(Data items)

_ _ _ _

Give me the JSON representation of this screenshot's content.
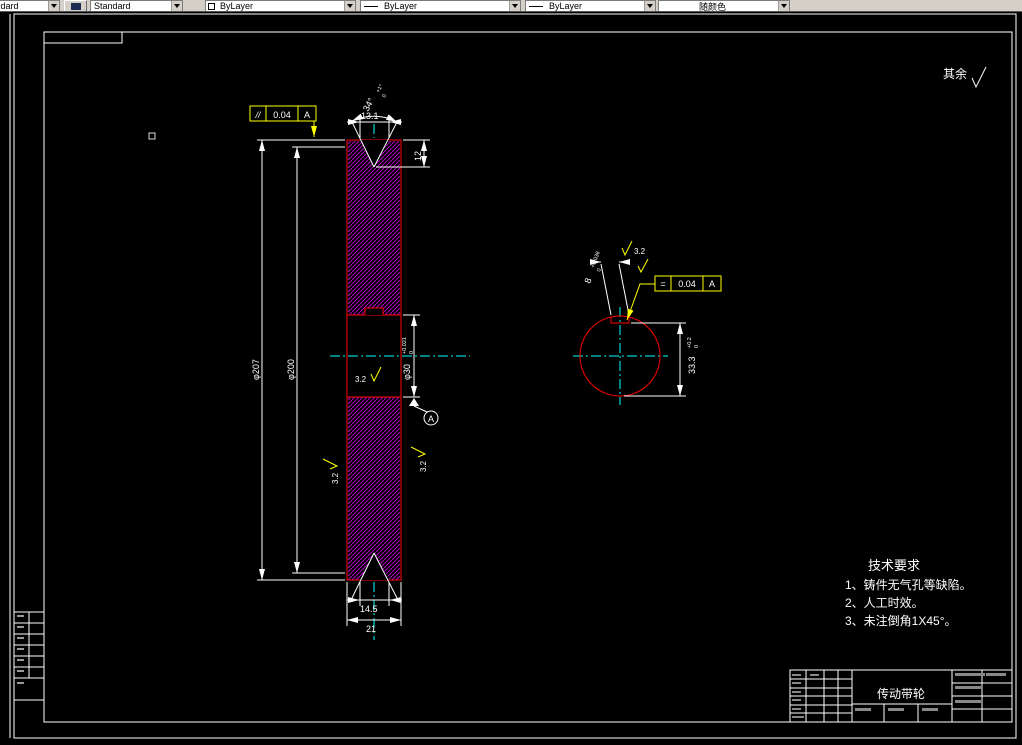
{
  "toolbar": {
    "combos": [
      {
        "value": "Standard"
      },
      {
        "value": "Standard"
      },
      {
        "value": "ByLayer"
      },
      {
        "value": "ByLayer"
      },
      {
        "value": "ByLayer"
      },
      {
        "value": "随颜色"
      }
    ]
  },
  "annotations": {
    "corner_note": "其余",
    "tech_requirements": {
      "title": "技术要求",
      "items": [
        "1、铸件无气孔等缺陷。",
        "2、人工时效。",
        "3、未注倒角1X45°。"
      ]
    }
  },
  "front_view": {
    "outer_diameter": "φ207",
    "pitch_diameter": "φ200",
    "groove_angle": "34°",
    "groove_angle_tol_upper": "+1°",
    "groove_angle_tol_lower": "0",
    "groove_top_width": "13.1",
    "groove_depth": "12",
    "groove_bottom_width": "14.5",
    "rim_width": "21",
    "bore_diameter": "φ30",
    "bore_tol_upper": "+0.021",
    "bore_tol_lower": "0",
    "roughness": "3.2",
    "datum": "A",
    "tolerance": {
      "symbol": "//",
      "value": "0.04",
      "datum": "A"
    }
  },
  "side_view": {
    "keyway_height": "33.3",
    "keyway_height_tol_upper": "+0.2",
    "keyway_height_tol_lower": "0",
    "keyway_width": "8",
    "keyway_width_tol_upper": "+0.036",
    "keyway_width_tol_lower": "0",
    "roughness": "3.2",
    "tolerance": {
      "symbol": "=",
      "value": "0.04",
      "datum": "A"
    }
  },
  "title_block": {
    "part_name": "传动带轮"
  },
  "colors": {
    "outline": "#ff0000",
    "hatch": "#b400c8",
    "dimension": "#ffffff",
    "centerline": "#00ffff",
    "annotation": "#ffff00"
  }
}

_ _ _ _

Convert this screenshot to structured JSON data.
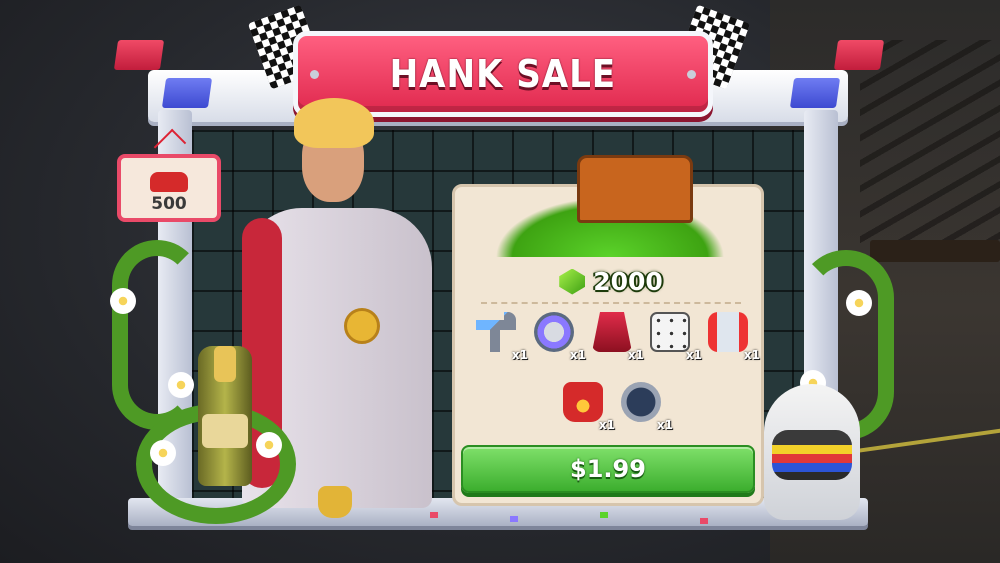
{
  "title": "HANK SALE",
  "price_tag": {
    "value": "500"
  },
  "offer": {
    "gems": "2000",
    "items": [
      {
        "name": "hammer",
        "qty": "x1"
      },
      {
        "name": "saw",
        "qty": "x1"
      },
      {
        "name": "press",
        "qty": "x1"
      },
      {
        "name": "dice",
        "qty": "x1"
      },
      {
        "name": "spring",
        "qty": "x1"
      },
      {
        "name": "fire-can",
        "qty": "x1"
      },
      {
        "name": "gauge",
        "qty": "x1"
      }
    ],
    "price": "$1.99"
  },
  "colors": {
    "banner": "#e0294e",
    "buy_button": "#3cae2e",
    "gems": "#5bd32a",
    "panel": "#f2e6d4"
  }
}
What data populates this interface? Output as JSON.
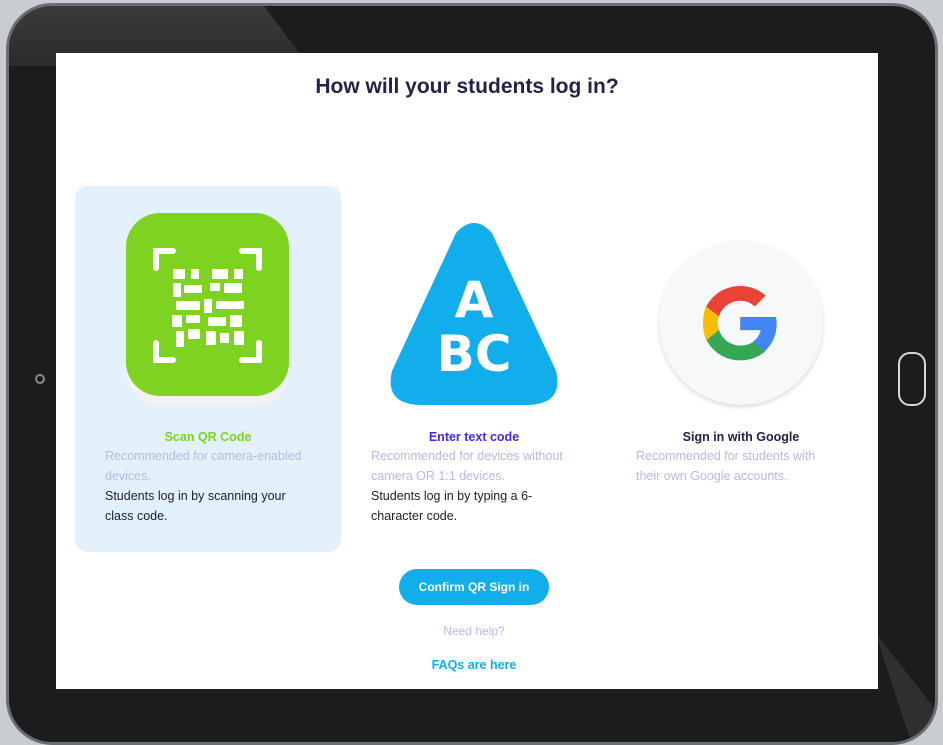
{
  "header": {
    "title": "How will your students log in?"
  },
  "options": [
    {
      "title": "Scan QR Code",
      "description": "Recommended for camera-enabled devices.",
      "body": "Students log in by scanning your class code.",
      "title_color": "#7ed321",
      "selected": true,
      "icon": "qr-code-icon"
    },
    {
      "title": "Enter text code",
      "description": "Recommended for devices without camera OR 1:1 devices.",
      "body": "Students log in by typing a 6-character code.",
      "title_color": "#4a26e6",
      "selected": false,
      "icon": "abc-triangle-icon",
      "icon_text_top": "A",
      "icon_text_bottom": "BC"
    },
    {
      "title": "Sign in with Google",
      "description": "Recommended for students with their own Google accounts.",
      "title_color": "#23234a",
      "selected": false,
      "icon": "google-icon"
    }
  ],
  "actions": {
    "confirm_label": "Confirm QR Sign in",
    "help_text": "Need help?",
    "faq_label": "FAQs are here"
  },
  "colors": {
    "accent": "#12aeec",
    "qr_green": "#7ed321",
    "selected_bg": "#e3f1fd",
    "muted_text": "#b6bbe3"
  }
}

_ _ _ _

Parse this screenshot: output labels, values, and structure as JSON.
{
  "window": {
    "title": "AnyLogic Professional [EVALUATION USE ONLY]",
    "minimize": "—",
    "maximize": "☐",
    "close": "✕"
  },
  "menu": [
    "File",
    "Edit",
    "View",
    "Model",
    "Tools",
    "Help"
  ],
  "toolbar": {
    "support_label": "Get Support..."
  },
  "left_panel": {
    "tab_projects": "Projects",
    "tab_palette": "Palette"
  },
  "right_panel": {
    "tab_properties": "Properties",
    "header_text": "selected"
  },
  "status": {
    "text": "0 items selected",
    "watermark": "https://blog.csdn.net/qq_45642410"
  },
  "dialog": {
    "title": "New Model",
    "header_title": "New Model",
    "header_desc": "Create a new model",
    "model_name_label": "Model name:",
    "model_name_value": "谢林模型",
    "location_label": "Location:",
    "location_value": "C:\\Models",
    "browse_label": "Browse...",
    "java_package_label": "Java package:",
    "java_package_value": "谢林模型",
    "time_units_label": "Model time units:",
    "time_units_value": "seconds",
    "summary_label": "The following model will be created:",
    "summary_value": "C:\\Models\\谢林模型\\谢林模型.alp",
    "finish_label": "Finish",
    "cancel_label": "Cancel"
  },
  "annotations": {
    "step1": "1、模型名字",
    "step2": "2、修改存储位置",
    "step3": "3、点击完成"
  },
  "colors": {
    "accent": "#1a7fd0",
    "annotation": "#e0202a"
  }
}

_ _ _ _

Task objective:
Return a copy of every line that includes the word "Sign".

Output for this exercise:
      "title": "Sign in with Google",
    "confirm_label": "Confirm QR Sign in",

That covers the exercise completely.